__Work required__
Write out all of the entries that follow, word for word, but skip the pictures.

__Supplied records__
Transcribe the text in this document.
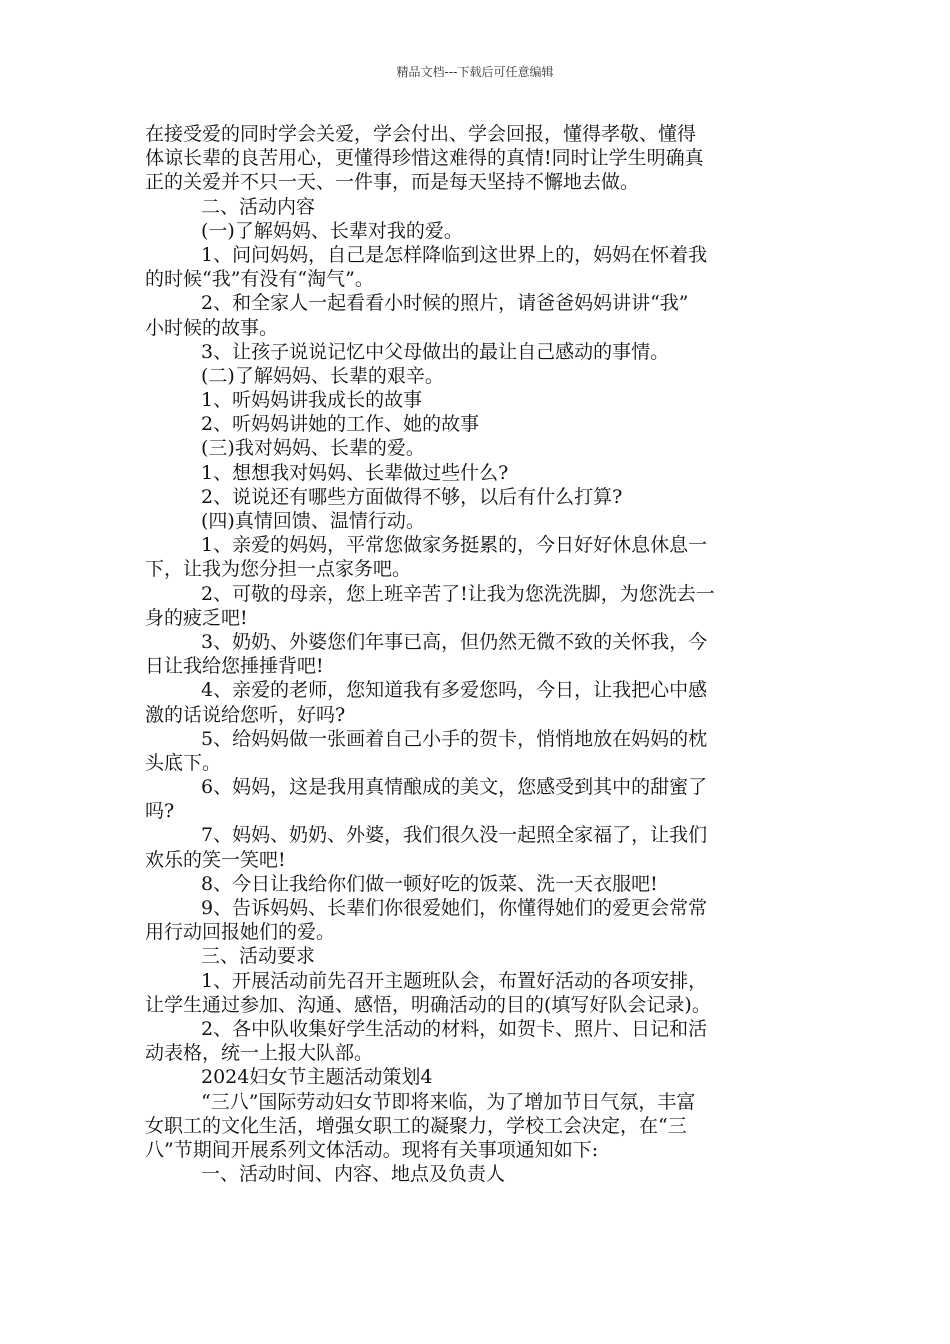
精品文档---下载后可任意编辑
在接受爱的同时学会关爱，学会付出、学会回报，懂得孝敬、懂得
体谅长辈的良苦用心，更懂得珍惜这难得的真情!同时让学生明确真
正的关爱并不只一天、一件事，而是每天坚持不懈地去做。
二、活动内容
(一)了解妈妈、长辈对我的爱。
1、问问妈妈，自己是怎样降临到这世界上的，妈妈在怀着我
的时候“我”有没有“淘气”。
2、和全家人一起看看小时候的照片，请爸爸妈妈讲讲“我”
小时候的故事。
3、让孩子说说记忆中父母做出的最让自己感动的事情。
(二)了解妈妈、长辈的艰辛。
1、听妈妈讲我成长的故事
2、听妈妈讲她的工作、她的故事
(三)我对妈妈、长辈的爱。
1、想想我对妈妈、长辈做过些什么?
2、说说还有哪些方面做得不够，以后有什么打算?
(四)真情回馈、温情行动。
1、亲爱的妈妈，平常您做家务挺累的，今日好好休息休息一
下，让我为您分担一点家务吧。
2、可敬的母亲，您上班辛苦了!让我为您洗洗脚，为您洗去一
身的疲乏吧!
3、奶奶、外婆您们年事已高，但仍然无微不致的关怀我，今
日让我给您捶捶背吧!
4、亲爱的老师，您知道我有多爱您吗，今日，让我把心中感
激的话说给您听，好吗?
5、给妈妈做一张画着自己小手的贺卡，悄悄地放在妈妈的枕
头底下。
6、妈妈，这是我用真情酿成的美文，您感受到其中的甜蜜了
吗?
7、妈妈、奶奶、外婆，我们很久没一起照全家福了，让我们
欢乐的笑一笑吧!
8、今日让我给你们做一顿好吃的饭菜、洗一天衣服吧!
9、告诉妈妈、长辈们你很爱她们，你懂得她们的爱更会常常
用行动回报她们的爱。
三、活动要求
1、开展活动前先召开主题班队会，布置好活动的各项安排，
让学生通过参加、沟通、感悟，明确活动的目的(填写好队会记录)。
2、各中队收集好学生活动的材料，如贺卡、照片、日记和活
动表格，统一上报大队部。
2024妇女节主题活动策划4
“三八”国际劳动妇女节即将来临，为了增加节日气氛，丰富
女职工的文化生活，增强女职工的凝聚力，学校工会决定，在“三
八”节期间开展系列文体活动。现将有关事项通知如下:
一、活动时间、内容、地点及负责人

__Finished exercise__
Transcribe the text in this document.
精品文档---下载后可任意编辑
在接受爱的同时学会关爱，学会付出、学会回报，懂得孝敬、懂得
体谅长辈的良苦用心，更懂得珍惜这难得的真情!同时让学生明确真
正的关爱并不只一天、一件事，而是每天坚持不懈地去做。
二、活动内容
(一)了解妈妈、长辈对我的爱。
1、问问妈妈，自己是怎样降临到这世界上的，妈妈在怀着我
的时候“我”有没有“淘气”。
2、和全家人一起看看小时候的照片，请爸爸妈妈讲讲“我”
小时候的故事。
3、让孩子说说记忆中父母做出的最让自己感动的事情。
(二)了解妈妈、长辈的艰辛。
1、听妈妈讲我成长的故事
2、听妈妈讲她的工作、她的故事
(三)我对妈妈、长辈的爱。
1、想想我对妈妈、长辈做过些什么?
2、说说还有哪些方面做得不够，以后有什么打算?
(四)真情回馈、温情行动。
1、亲爱的妈妈，平常您做家务挺累的，今日好好休息休息一
下，让我为您分担一点家务吧。
2、可敬的母亲，您上班辛苦了!让我为您洗洗脚，为您洗去一
身的疲乏吧!
3、奶奶、外婆您们年事已高，但仍然无微不致的关怀我，今
日让我给您捶捶背吧!
4、亲爱的老师，您知道我有多爱您吗，今日，让我把心中感
激的话说给您听，好吗?
5、给妈妈做一张画着自己小手的贺卡，悄悄地放在妈妈的枕
头底下。
6、妈妈，这是我用真情酿成的美文，您感受到其中的甜蜜了
吗?
7、妈妈、奶奶、外婆，我们很久没一起照全家福了，让我们
欢乐的笑一笑吧!
8、今日让我给你们做一顿好吃的饭菜、洗一天衣服吧!
9、告诉妈妈、长辈们你很爱她们，你懂得她们的爱更会常常
用行动回报她们的爱。
三、活动要求
1、开展活动前先召开主题班队会，布置好活动的各项安排，
让学生通过参加、沟通、感悟，明确活动的目的(填写好队会记录)。
2、各中队收集好学生活动的材料，如贺卡、照片、日记和活
动表格，统一上报大队部。
2024妇女节主题活动策划4
“三八”国际劳动妇女节即将来临，为了增加节日气氛，丰富
女职工的文化生活，增强女职工的凝聚力，学校工会决定，在“三
八”节期间开展系列文体活动。现将有关事项通知如下:
一、活动时间、内容、地点及负责人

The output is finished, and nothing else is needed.